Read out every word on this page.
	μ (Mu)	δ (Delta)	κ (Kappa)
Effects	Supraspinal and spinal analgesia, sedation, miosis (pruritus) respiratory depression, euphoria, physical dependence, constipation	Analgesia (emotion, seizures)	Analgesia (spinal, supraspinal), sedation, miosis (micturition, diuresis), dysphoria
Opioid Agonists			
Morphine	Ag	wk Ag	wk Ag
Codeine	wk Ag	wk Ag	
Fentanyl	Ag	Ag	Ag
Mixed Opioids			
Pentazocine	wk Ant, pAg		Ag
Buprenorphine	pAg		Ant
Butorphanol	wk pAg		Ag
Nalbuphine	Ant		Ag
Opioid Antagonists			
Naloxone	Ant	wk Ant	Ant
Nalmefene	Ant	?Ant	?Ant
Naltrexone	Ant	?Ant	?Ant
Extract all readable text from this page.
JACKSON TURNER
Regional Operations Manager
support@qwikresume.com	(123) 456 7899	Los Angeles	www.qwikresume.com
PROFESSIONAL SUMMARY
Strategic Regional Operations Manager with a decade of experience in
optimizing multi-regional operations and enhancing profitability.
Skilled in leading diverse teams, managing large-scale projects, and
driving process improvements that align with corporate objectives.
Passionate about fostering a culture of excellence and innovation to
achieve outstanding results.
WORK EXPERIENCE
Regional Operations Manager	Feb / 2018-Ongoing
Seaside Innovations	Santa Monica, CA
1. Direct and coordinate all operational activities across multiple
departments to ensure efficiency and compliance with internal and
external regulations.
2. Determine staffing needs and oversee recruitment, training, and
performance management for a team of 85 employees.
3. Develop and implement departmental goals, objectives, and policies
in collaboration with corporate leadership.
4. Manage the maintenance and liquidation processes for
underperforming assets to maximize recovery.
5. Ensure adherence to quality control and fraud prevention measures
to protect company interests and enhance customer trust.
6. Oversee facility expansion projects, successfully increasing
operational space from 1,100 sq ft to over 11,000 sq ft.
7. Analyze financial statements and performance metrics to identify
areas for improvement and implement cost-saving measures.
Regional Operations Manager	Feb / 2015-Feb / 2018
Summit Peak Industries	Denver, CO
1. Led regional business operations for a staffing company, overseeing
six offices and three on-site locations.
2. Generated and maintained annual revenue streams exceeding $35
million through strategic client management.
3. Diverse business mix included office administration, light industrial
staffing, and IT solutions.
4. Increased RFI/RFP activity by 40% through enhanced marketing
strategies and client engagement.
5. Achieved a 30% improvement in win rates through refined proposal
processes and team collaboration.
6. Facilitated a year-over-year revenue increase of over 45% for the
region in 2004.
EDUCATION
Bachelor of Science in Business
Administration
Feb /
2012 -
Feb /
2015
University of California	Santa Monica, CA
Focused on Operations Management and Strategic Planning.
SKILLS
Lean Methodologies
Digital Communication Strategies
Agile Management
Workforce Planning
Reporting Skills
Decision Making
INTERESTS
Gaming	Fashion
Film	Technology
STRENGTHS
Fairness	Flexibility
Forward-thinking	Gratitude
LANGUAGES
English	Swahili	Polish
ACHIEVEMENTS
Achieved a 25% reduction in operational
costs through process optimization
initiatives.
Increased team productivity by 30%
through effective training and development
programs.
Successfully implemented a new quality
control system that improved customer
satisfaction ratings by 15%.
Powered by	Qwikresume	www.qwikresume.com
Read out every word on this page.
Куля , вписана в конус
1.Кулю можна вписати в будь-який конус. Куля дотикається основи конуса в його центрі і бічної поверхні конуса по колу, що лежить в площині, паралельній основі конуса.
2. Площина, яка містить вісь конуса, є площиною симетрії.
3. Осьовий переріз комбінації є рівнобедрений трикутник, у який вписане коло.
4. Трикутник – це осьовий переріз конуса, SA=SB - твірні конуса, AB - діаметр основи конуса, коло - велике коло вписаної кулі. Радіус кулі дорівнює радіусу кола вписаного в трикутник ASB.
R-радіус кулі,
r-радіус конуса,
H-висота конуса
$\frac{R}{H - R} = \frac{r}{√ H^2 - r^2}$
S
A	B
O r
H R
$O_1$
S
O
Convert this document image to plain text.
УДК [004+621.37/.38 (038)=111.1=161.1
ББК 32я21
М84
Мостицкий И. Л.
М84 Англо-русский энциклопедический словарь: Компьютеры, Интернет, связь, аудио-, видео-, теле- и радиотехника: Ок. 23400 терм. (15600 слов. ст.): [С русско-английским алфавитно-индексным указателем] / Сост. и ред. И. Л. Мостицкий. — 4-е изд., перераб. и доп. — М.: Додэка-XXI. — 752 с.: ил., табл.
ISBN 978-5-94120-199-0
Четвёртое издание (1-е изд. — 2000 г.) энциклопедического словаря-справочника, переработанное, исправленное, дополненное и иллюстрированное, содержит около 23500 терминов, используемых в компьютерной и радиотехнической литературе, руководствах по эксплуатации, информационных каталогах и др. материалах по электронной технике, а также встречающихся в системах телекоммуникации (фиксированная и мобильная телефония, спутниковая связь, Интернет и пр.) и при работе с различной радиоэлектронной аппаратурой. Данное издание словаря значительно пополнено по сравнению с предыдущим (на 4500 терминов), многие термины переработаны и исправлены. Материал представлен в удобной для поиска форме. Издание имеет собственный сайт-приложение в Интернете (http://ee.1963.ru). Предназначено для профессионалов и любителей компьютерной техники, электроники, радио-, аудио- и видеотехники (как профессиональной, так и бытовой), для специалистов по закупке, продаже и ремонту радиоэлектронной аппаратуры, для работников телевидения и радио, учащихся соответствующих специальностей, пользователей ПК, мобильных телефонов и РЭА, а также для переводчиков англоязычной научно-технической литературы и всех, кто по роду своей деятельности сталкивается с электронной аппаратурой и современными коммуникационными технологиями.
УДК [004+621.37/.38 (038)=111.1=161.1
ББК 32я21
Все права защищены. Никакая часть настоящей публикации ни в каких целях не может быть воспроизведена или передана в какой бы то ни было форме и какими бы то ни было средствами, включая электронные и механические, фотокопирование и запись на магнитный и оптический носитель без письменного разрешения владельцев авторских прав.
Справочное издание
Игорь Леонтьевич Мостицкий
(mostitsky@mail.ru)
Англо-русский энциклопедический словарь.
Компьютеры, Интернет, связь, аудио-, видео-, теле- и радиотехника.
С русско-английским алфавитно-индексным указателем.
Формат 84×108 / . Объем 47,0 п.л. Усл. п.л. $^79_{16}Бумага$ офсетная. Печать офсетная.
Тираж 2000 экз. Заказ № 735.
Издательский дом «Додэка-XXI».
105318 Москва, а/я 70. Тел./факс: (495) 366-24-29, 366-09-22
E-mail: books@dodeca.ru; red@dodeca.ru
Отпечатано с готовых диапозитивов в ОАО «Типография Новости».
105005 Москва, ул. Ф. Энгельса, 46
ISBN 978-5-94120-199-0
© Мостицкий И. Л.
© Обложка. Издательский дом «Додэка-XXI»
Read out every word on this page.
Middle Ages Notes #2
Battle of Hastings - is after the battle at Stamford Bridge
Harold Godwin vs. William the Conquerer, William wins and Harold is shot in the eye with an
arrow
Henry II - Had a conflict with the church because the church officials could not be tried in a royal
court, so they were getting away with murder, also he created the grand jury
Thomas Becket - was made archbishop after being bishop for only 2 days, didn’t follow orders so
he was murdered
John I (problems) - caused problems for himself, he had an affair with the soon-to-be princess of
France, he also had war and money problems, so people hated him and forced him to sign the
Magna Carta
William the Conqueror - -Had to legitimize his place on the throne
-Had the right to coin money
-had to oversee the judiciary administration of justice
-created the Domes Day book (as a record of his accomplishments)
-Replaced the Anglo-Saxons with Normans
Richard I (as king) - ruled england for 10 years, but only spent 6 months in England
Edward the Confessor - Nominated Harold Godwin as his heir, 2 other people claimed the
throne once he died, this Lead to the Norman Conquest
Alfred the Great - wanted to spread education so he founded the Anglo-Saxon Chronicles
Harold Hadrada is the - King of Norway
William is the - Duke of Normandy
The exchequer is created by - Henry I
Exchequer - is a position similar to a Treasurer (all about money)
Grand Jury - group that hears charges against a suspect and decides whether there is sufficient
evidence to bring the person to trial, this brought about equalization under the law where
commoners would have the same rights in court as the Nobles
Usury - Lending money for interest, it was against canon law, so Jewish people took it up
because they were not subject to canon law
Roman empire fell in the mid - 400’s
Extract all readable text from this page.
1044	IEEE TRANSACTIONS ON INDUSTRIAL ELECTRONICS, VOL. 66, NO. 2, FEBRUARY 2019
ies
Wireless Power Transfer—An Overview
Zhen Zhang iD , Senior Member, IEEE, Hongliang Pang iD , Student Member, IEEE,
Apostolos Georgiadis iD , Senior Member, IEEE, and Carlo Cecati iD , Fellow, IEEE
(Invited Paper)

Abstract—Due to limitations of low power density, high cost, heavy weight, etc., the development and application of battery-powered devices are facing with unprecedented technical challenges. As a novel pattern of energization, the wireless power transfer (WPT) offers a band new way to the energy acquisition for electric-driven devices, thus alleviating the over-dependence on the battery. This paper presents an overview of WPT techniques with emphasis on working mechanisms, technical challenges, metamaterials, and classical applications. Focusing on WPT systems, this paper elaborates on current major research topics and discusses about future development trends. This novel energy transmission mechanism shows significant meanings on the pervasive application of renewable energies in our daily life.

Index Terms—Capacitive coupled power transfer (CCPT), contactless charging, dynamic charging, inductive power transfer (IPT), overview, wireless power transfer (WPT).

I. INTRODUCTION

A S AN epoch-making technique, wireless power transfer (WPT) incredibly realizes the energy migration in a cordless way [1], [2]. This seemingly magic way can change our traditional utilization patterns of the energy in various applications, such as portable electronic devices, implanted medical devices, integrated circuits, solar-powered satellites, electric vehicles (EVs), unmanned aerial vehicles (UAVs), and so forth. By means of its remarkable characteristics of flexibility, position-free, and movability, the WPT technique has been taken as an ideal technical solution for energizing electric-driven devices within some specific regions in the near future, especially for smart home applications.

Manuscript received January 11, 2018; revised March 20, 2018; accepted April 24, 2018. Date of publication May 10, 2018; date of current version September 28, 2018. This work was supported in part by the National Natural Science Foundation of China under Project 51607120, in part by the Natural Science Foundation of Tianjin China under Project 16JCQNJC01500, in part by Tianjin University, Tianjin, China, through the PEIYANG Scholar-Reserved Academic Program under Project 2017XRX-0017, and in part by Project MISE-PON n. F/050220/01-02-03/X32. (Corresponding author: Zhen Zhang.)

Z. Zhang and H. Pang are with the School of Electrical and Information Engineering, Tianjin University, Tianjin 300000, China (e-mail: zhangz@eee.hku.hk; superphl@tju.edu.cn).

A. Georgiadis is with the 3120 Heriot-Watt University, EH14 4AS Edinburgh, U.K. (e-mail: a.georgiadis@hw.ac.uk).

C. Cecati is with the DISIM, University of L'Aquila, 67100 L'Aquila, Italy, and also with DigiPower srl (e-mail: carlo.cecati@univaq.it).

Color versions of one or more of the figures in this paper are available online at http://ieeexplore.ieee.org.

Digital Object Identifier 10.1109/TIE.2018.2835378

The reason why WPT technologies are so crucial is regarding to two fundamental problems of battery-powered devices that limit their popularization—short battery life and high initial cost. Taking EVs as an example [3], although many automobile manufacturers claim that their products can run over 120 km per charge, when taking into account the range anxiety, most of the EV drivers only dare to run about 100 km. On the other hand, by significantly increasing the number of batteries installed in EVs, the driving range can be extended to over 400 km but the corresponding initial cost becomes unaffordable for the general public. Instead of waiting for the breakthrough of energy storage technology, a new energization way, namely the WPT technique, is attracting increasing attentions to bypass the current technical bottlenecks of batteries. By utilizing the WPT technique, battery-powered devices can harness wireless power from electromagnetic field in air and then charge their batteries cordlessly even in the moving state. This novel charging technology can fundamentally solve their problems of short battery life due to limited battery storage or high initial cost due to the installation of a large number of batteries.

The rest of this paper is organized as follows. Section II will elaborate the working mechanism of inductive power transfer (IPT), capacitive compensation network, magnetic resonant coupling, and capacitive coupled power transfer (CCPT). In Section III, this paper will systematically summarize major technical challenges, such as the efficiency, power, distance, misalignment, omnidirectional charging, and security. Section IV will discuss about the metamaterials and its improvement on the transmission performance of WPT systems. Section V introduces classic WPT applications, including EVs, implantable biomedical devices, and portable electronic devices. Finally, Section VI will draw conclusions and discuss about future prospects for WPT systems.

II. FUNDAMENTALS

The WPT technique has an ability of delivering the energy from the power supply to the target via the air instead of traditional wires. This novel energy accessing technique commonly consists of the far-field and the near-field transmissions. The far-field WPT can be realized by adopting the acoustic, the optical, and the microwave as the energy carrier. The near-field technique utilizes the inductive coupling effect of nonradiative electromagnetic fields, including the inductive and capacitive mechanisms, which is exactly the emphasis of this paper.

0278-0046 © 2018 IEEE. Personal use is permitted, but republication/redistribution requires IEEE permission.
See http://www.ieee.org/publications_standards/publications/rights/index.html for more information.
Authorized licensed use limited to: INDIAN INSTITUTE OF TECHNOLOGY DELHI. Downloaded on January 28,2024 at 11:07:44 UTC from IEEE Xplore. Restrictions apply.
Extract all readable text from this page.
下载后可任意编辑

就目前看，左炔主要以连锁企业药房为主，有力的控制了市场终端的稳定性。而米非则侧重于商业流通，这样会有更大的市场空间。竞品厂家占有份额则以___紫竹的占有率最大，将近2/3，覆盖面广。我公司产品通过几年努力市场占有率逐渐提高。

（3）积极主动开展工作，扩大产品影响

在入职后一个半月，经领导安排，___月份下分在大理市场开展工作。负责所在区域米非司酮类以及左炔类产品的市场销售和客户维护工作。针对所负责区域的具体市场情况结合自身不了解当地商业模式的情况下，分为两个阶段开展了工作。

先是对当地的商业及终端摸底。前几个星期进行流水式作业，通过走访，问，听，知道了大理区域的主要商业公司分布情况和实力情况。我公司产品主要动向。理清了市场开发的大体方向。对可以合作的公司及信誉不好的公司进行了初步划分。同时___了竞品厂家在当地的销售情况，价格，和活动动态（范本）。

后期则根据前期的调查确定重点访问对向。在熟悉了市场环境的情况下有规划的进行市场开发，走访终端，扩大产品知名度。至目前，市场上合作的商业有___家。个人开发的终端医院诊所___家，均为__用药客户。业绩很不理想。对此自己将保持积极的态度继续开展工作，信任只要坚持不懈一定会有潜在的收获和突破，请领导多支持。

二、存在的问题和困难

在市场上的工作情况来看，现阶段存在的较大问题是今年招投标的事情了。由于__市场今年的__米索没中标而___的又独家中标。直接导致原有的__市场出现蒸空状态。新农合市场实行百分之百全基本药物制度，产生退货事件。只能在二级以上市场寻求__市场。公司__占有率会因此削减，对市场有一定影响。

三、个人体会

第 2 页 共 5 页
▬▬▬▬▬▬▬▬▬▬
**Set task**: Report the number of lines of the listing above that hold the string "staffing", with no other text.

**Answer for the task**: 3